Material for this exercise:
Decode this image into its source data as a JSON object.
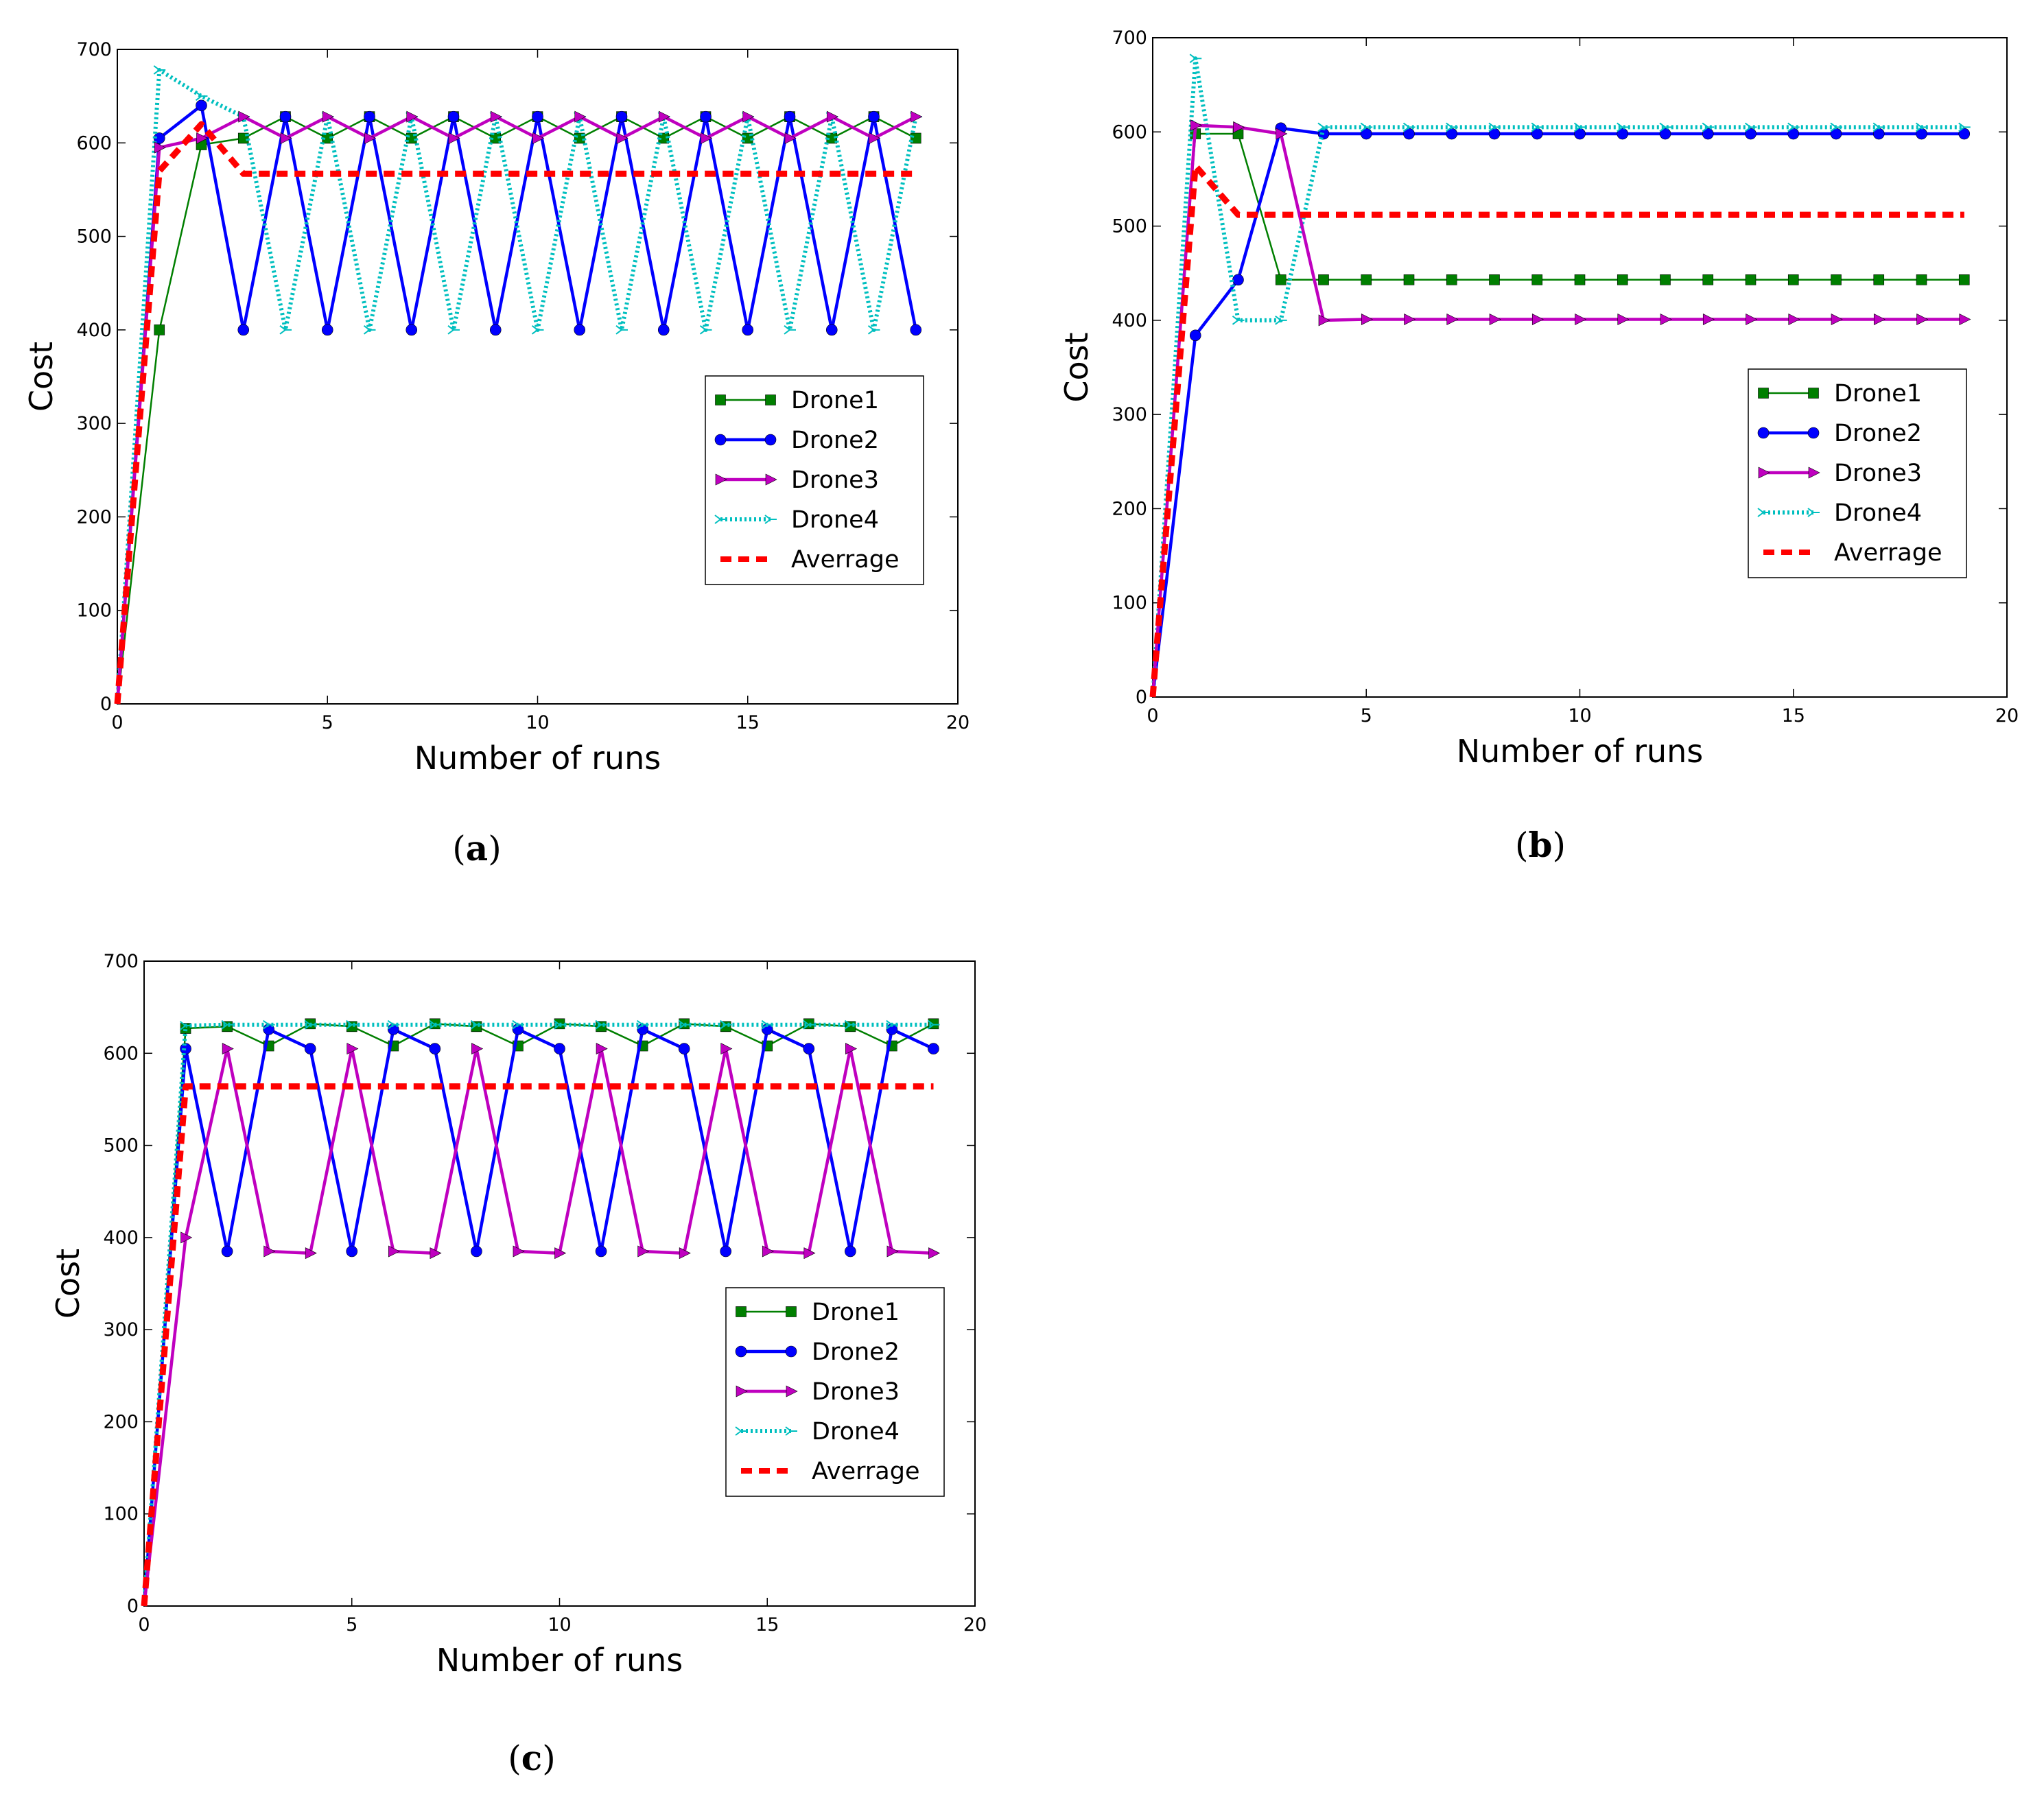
{
  "chart_data": [
    {
      "type": "line",
      "caption": "(a)",
      "caption_letter": "a",
      "xlabel": "Number of runs",
      "ylabel": "Cost",
      "xlim": [
        0,
        20
      ],
      "ylim": [
        0,
        700
      ],
      "xticks": [
        0,
        5,
        10,
        15,
        20
      ],
      "yticks": [
        0,
        100,
        200,
        300,
        400,
        500,
        600,
        700
      ],
      "legend_position": "center-right",
      "x": [
        0,
        1,
        2,
        3,
        4,
        5,
        6,
        7,
        8,
        9,
        10,
        11,
        12,
        13,
        14,
        15,
        16,
        17,
        18,
        19
      ],
      "series": [
        {
          "name": "Drone1",
          "color": "#007f00",
          "marker": "square",
          "style": "solid",
          "values": [
            0,
            400,
            598,
            605,
            628,
            605,
            628,
            605,
            628,
            605,
            628,
            605,
            628,
            605,
            628,
            605,
            628,
            605,
            628,
            605
          ]
        },
        {
          "name": "Drone2",
          "color": "#0000ff",
          "marker": "circle",
          "style": "solid",
          "values": [
            0,
            605,
            640,
            400,
            628,
            400,
            628,
            400,
            628,
            400,
            628,
            400,
            628,
            400,
            628,
            400,
            628,
            400,
            628,
            400
          ]
        },
        {
          "name": "Drone3",
          "color": "#bf00bf",
          "marker": "triangle-right",
          "style": "solid",
          "values": [
            0,
            595,
            605,
            628,
            605,
            628,
            605,
            628,
            605,
            628,
            605,
            628,
            605,
            628,
            605,
            628,
            605,
            628,
            605,
            628
          ]
        },
        {
          "name": "Drone4",
          "color": "#00bfbf",
          "marker": "tri",
          "style": "dotted",
          "values": [
            0,
            678,
            650,
            628,
            400,
            628,
            400,
            628,
            400,
            628,
            400,
            628,
            400,
            628,
            400,
            628,
            400,
            628,
            400,
            628
          ]
        },
        {
          "name": "Averrage",
          "color": "#ff0000",
          "marker": "none",
          "style": "dashed",
          "values": [
            0,
            570,
            620,
            567,
            567,
            567,
            567,
            567,
            567,
            567,
            567,
            567,
            567,
            567,
            567,
            567,
            567,
            567,
            567,
            567
          ]
        }
      ]
    },
    {
      "type": "line",
      "caption": "(b)",
      "caption_letter": "b",
      "xlabel": "Number of runs",
      "ylabel": "Cost",
      "xlim": [
        0,
        20
      ],
      "ylim": [
        0,
        700
      ],
      "xticks": [
        0,
        5,
        10,
        15,
        20
      ],
      "yticks": [
        0,
        100,
        200,
        300,
        400,
        500,
        600,
        700
      ],
      "legend_position": "center-right",
      "x": [
        0,
        1,
        2,
        3,
        4,
        5,
        6,
        7,
        8,
        9,
        10,
        11,
        12,
        13,
        14,
        15,
        16,
        17,
        18,
        19
      ],
      "series": [
        {
          "name": "Drone1",
          "color": "#007f00",
          "marker": "square",
          "style": "solid",
          "values": [
            0,
            598,
            598,
            443,
            443,
            443,
            443,
            443,
            443,
            443,
            443,
            443,
            443,
            443,
            443,
            443,
            443,
            443,
            443,
            443
          ]
        },
        {
          "name": "Drone2",
          "color": "#0000ff",
          "marker": "circle",
          "style": "solid",
          "values": [
            0,
            384,
            443,
            604,
            598,
            598,
            598,
            598,
            598,
            598,
            598,
            598,
            598,
            598,
            598,
            598,
            598,
            598,
            598,
            598
          ]
        },
        {
          "name": "Drone3",
          "color": "#bf00bf",
          "marker": "triangle-right",
          "style": "solid",
          "values": [
            0,
            607,
            605,
            598,
            400,
            401,
            401,
            401,
            401,
            401,
            401,
            401,
            401,
            401,
            401,
            401,
            401,
            401,
            401,
            401
          ]
        },
        {
          "name": "Drone4",
          "color": "#00bfbf",
          "marker": "tri",
          "style": "dotted",
          "values": [
            0,
            678,
            400,
            400,
            605,
            605,
            605,
            605,
            605,
            605,
            605,
            605,
            605,
            605,
            605,
            605,
            605,
            605,
            605,
            605
          ]
        },
        {
          "name": "Averrage",
          "color": "#ff0000",
          "marker": "none",
          "style": "dashed",
          "values": [
            0,
            564,
            512,
            512,
            512,
            512,
            512,
            512,
            512,
            512,
            512,
            512,
            512,
            512,
            512,
            512,
            512,
            512,
            512,
            512
          ]
        }
      ]
    },
    {
      "type": "line",
      "caption": "(c)",
      "caption_letter": "c",
      "xlabel": "Number of runs",
      "ylabel": "Cost",
      "xlim": [
        0,
        20
      ],
      "ylim": [
        0,
        700
      ],
      "xticks": [
        0,
        5,
        10,
        15,
        20
      ],
      "yticks": [
        0,
        100,
        200,
        300,
        400,
        500,
        600,
        700
      ],
      "legend_position": "center-right",
      "x": [
        0,
        1,
        2,
        3,
        4,
        5,
        6,
        7,
        8,
        9,
        10,
        11,
        12,
        13,
        14,
        15,
        16,
        17,
        18,
        19
      ],
      "series": [
        {
          "name": "Drone1",
          "color": "#007f00",
          "marker": "square",
          "style": "solid",
          "values": [
            0,
            627,
            629,
            608,
            632,
            629,
            608,
            632,
            629,
            608,
            632,
            629,
            608,
            632,
            629,
            608,
            632,
            629,
            608,
            632
          ]
        },
        {
          "name": "Drone2",
          "color": "#0000ff",
          "marker": "circle",
          "style": "solid",
          "values": [
            0,
            605,
            385,
            626,
            605,
            385,
            626,
            605,
            385,
            626,
            605,
            385,
            626,
            605,
            385,
            626,
            605,
            385,
            626,
            605
          ]
        },
        {
          "name": "Drone3",
          "color": "#bf00bf",
          "marker": "triangle-right",
          "style": "solid",
          "values": [
            0,
            400,
            605,
            385,
            383,
            605,
            385,
            383,
            605,
            385,
            383,
            605,
            385,
            383,
            605,
            385,
            383,
            605,
            385,
            383
          ]
        },
        {
          "name": "Drone4",
          "color": "#00bfbf",
          "marker": "tri",
          "style": "dotted",
          "values": [
            0,
            630,
            631,
            631,
            631,
            631,
            631,
            631,
            631,
            631,
            631,
            631,
            631,
            631,
            631,
            631,
            631,
            631,
            631,
            631
          ]
        },
        {
          "name": "Averrage",
          "color": "#ff0000",
          "marker": "none",
          "style": "dashed",
          "values": [
            0,
            564,
            564,
            564,
            564,
            564,
            564,
            564,
            564,
            564,
            564,
            564,
            564,
            564,
            564,
            564,
            564,
            564,
            564,
            564
          ]
        }
      ]
    }
  ]
}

Required task: Make an exact copy of all the material, but keep the pictures out of it.

Exercise solution:
Decode this image into its source data as a JSON object.
{
  "chart_data": [
    {
      "type": "line",
      "caption": "(a)",
      "caption_letter": "a",
      "xlabel": "Number of runs",
      "ylabel": "Cost",
      "xlim": [
        0,
        20
      ],
      "ylim": [
        0,
        700
      ],
      "xticks": [
        0,
        5,
        10,
        15,
        20
      ],
      "yticks": [
        0,
        100,
        200,
        300,
        400,
        500,
        600,
        700
      ],
      "legend_position": "center-right",
      "x": [
        0,
        1,
        2,
        3,
        4,
        5,
        6,
        7,
        8,
        9,
        10,
        11,
        12,
        13,
        14,
        15,
        16,
        17,
        18,
        19
      ],
      "series": [
        {
          "name": "Drone1",
          "color": "#007f00",
          "marker": "square",
          "style": "solid",
          "values": [
            0,
            400,
            598,
            605,
            628,
            605,
            628,
            605,
            628,
            605,
            628,
            605,
            628,
            605,
            628,
            605,
            628,
            605,
            628,
            605
          ]
        },
        {
          "name": "Drone2",
          "color": "#0000ff",
          "marker": "circle",
          "style": "solid",
          "values": [
            0,
            605,
            640,
            400,
            628,
            400,
            628,
            400,
            628,
            400,
            628,
            400,
            628,
            400,
            628,
            400,
            628,
            400,
            628,
            400
          ]
        },
        {
          "name": "Drone3",
          "color": "#bf00bf",
          "marker": "triangle-right",
          "style": "solid",
          "values": [
            0,
            595,
            605,
            628,
            605,
            628,
            605,
            628,
            605,
            628,
            605,
            628,
            605,
            628,
            605,
            628,
            605,
            628,
            605,
            628
          ]
        },
        {
          "name": "Drone4",
          "color": "#00bfbf",
          "marker": "tri",
          "style": "dotted",
          "values": [
            0,
            678,
            650,
            628,
            400,
            628,
            400,
            628,
            400,
            628,
            400,
            628,
            400,
            628,
            400,
            628,
            400,
            628,
            400,
            628
          ]
        },
        {
          "name": "Averrage",
          "color": "#ff0000",
          "marker": "none",
          "style": "dashed",
          "values": [
            0,
            570,
            620,
            567,
            567,
            567,
            567,
            567,
            567,
            567,
            567,
            567,
            567,
            567,
            567,
            567,
            567,
            567,
            567,
            567
          ]
        }
      ]
    },
    {
      "type": "line",
      "caption": "(b)",
      "caption_letter": "b",
      "xlabel": "Number of runs",
      "ylabel": "Cost",
      "xlim": [
        0,
        20
      ],
      "ylim": [
        0,
        700
      ],
      "xticks": [
        0,
        5,
        10,
        15,
        20
      ],
      "yticks": [
        0,
        100,
        200,
        300,
        400,
        500,
        600,
        700
      ],
      "legend_position": "center-right",
      "x": [
        0,
        1,
        2,
        3,
        4,
        5,
        6,
        7,
        8,
        9,
        10,
        11,
        12,
        13,
        14,
        15,
        16,
        17,
        18,
        19
      ],
      "series": [
        {
          "name": "Drone1",
          "color": "#007f00",
          "marker": "square",
          "style": "solid",
          "values": [
            0,
            598,
            598,
            443,
            443,
            443,
            443,
            443,
            443,
            443,
            443,
            443,
            443,
            443,
            443,
            443,
            443,
            443,
            443,
            443
          ]
        },
        {
          "name": "Drone2",
          "color": "#0000ff",
          "marker": "circle",
          "style": "solid",
          "values": [
            0,
            384,
            443,
            604,
            598,
            598,
            598,
            598,
            598,
            598,
            598,
            598,
            598,
            598,
            598,
            598,
            598,
            598,
            598,
            598
          ]
        },
        {
          "name": "Drone3",
          "color": "#bf00bf",
          "marker": "triangle-right",
          "style": "solid",
          "values": [
            0,
            607,
            605,
            598,
            400,
            401,
            401,
            401,
            401,
            401,
            401,
            401,
            401,
            401,
            401,
            401,
            401,
            401,
            401,
            401
          ]
        },
        {
          "name": "Drone4",
          "color": "#00bfbf",
          "marker": "tri",
          "style": "dotted",
          "values": [
            0,
            678,
            400,
            400,
            605,
            605,
            605,
            605,
            605,
            605,
            605,
            605,
            605,
            605,
            605,
            605,
            605,
            605,
            605,
            605
          ]
        },
        {
          "name": "Averrage",
          "color": "#ff0000",
          "marker": "none",
          "style": "dashed",
          "values": [
            0,
            564,
            512,
            512,
            512,
            512,
            512,
            512,
            512,
            512,
            512,
            512,
            512,
            512,
            512,
            512,
            512,
            512,
            512,
            512
          ]
        }
      ]
    },
    {
      "type": "line",
      "caption": "(c)",
      "caption_letter": "c",
      "xlabel": "Number of runs",
      "ylabel": "Cost",
      "xlim": [
        0,
        20
      ],
      "ylim": [
        0,
        700
      ],
      "xticks": [
        0,
        5,
        10,
        15,
        20
      ],
      "yticks": [
        0,
        100,
        200,
        300,
        400,
        500,
        600,
        700
      ],
      "legend_position": "center-right",
      "x": [
        0,
        1,
        2,
        3,
        4,
        5,
        6,
        7,
        8,
        9,
        10,
        11,
        12,
        13,
        14,
        15,
        16,
        17,
        18,
        19
      ],
      "series": [
        {
          "name": "Drone1",
          "color": "#007f00",
          "marker": "square",
          "style": "solid",
          "values": [
            0,
            627,
            629,
            608,
            632,
            629,
            608,
            632,
            629,
            608,
            632,
            629,
            608,
            632,
            629,
            608,
            632,
            629,
            608,
            632
          ]
        },
        {
          "name": "Drone2",
          "color": "#0000ff",
          "marker": "circle",
          "style": "solid",
          "values": [
            0,
            605,
            385,
            626,
            605,
            385,
            626,
            605,
            385,
            626,
            605,
            385,
            626,
            605,
            385,
            626,
            605,
            385,
            626,
            605
          ]
        },
        {
          "name": "Drone3",
          "color": "#bf00bf",
          "marker": "triangle-right",
          "style": "solid",
          "values": [
            0,
            400,
            605,
            385,
            383,
            605,
            385,
            383,
            605,
            385,
            383,
            605,
            385,
            383,
            605,
            385,
            383,
            605,
            385,
            383
          ]
        },
        {
          "name": "Drone4",
          "color": "#00bfbf",
          "marker": "tri",
          "style": "dotted",
          "values": [
            0,
            630,
            631,
            631,
            631,
            631,
            631,
            631,
            631,
            631,
            631,
            631,
            631,
            631,
            631,
            631,
            631,
            631,
            631,
            631
          ]
        },
        {
          "name": "Averrage",
          "color": "#ff0000",
          "marker": "none",
          "style": "dashed",
          "values": [
            0,
            564,
            564,
            564,
            564,
            564,
            564,
            564,
            564,
            564,
            564,
            564,
            564,
            564,
            564,
            564,
            564,
            564,
            564,
            564
          ]
        }
      ]
    }
  ]
}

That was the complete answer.